| What the task requires |
Wherever a line below holds the word "Multiple", copy that line.

| Source records |

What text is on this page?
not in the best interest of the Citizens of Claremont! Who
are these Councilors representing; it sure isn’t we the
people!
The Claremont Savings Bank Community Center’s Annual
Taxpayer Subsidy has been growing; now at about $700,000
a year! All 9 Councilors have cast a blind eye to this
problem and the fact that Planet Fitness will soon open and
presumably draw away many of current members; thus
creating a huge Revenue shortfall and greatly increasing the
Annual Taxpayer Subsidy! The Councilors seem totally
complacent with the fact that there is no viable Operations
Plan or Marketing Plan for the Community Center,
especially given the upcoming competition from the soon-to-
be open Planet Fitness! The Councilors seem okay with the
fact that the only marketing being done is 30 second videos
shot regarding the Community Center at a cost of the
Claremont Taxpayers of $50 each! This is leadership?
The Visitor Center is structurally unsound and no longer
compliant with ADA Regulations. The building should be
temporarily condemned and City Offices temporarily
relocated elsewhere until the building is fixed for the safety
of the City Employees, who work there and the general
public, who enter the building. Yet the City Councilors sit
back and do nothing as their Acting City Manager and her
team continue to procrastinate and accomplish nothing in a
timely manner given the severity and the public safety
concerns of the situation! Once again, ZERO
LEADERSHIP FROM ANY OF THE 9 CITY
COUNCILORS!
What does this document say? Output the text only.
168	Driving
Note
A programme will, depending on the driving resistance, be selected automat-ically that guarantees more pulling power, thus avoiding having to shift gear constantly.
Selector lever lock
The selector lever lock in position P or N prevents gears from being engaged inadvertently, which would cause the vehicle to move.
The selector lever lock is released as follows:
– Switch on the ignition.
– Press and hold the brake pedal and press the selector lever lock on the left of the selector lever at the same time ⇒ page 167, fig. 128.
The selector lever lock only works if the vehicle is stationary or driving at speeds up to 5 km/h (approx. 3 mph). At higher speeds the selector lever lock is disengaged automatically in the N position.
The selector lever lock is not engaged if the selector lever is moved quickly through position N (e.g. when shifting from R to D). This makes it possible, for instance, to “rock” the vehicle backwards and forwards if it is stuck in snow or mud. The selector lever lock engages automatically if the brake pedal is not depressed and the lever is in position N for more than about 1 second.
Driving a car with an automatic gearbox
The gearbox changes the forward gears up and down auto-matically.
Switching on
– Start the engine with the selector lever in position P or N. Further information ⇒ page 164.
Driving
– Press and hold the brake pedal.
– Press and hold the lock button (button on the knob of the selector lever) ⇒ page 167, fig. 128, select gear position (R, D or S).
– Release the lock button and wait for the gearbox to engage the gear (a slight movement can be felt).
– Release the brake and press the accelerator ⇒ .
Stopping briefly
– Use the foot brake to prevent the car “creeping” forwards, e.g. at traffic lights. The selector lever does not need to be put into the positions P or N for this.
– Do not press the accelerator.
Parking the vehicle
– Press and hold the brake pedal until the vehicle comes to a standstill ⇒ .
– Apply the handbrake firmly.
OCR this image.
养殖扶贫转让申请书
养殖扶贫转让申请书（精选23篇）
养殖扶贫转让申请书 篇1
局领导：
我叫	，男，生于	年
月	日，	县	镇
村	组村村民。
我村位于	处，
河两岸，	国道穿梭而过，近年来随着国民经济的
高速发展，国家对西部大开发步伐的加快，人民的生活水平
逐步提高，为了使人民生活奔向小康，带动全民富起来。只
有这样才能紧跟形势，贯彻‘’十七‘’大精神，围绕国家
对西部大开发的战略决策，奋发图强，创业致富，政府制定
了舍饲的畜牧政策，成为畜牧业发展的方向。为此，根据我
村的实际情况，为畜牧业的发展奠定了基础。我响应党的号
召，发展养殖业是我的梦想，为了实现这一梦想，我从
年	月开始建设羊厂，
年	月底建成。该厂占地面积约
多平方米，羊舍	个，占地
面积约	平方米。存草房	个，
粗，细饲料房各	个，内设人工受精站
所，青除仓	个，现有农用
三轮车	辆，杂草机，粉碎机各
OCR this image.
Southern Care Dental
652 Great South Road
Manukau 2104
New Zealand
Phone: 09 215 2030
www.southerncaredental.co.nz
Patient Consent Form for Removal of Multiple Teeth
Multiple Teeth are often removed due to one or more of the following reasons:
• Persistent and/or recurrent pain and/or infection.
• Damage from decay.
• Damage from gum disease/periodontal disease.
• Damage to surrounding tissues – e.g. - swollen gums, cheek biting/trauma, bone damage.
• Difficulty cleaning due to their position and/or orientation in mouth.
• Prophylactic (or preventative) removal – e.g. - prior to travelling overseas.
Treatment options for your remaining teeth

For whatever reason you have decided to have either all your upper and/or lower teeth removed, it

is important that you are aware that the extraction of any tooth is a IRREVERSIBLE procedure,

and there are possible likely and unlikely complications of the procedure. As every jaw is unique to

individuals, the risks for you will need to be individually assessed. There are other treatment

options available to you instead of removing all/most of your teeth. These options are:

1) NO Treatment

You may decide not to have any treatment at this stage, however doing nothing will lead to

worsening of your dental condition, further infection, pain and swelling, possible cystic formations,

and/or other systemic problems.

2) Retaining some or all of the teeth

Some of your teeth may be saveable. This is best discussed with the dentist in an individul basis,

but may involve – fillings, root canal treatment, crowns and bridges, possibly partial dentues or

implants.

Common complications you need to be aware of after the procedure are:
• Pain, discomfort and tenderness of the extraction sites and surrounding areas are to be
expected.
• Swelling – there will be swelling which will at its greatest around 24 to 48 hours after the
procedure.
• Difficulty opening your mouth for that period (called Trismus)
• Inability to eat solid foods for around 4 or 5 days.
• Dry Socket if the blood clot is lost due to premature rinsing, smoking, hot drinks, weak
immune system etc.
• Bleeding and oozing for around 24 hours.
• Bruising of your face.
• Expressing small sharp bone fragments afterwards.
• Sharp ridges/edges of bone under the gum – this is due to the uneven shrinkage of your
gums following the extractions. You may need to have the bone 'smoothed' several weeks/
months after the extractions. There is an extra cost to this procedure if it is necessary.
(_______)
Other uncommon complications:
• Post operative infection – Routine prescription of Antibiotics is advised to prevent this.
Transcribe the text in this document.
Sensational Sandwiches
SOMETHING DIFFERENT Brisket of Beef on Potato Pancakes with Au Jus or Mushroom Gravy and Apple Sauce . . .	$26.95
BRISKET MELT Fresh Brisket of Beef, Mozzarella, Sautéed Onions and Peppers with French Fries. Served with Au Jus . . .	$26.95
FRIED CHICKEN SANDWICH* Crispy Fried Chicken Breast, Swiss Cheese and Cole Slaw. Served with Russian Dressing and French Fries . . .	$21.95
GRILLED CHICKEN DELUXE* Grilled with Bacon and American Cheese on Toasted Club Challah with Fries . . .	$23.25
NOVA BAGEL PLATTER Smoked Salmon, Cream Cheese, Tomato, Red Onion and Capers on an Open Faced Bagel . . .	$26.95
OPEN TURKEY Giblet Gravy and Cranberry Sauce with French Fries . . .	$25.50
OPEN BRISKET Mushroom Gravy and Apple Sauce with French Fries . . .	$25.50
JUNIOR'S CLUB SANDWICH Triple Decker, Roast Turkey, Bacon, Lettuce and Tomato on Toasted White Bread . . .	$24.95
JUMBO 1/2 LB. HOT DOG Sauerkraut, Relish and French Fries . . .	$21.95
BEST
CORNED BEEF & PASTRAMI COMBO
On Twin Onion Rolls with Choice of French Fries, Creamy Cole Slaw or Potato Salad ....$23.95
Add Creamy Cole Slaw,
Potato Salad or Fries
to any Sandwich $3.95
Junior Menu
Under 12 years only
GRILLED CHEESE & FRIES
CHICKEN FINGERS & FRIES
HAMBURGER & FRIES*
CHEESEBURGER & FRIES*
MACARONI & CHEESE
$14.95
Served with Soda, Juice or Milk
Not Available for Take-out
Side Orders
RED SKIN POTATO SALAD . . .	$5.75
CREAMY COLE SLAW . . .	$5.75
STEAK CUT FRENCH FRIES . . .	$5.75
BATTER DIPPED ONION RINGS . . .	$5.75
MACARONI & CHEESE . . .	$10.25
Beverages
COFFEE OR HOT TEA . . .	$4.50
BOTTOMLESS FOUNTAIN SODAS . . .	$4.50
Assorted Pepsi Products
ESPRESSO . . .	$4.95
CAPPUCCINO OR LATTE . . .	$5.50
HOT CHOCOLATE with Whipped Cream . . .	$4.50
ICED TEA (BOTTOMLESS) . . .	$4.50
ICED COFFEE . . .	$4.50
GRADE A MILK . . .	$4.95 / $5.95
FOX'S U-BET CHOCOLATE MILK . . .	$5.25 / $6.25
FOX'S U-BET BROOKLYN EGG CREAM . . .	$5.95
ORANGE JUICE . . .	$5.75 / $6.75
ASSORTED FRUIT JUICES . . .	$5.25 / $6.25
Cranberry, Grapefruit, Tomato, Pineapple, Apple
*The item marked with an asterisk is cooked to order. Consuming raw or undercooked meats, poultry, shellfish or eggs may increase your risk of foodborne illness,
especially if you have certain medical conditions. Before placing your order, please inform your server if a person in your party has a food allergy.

| Solution to this task |
Patient Consent Form for Removal of Multiple Teeth
Multiple Teeth are often removed due to one or more of the following reasons:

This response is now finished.